TASK REQUIREMENTS:
Go through the records below and show every line with the string "turlari".

*** Opening SOURCE RECORDS ***

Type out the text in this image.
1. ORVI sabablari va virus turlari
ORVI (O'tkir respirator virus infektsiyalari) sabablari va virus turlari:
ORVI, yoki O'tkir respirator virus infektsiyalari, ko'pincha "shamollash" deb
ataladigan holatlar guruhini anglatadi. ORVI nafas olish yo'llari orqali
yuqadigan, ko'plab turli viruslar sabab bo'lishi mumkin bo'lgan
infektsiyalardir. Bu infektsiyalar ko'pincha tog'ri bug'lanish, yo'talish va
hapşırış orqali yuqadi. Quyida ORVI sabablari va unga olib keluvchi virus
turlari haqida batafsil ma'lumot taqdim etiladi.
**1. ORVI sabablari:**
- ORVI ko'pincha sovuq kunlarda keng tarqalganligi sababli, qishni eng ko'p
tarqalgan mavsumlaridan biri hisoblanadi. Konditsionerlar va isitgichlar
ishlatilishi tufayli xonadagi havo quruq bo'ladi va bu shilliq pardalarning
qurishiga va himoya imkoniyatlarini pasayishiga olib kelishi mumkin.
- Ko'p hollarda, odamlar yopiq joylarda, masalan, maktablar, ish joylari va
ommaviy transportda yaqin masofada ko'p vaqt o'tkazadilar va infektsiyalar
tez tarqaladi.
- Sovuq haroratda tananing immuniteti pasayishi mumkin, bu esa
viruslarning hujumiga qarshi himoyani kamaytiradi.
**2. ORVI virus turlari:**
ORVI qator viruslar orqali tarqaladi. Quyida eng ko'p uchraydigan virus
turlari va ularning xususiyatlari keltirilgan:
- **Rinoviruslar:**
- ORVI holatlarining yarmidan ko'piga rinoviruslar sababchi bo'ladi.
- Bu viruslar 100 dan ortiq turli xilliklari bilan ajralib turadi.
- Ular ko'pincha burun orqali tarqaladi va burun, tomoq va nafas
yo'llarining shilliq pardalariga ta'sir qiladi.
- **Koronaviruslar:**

*** Closing SOURCE RECORDS ***

EXERCISE ANSWER:
1. ORVI sabablari va virus turlari
ORVI (O'tkir respirator virus infektsiyalari) sabablari va virus turlari:
turlari haqida batafsil ma'lumot taqdim etiladi.
**2. ORVI virus turlari:**
turlari va ularning xususiyatlari keltirilgan:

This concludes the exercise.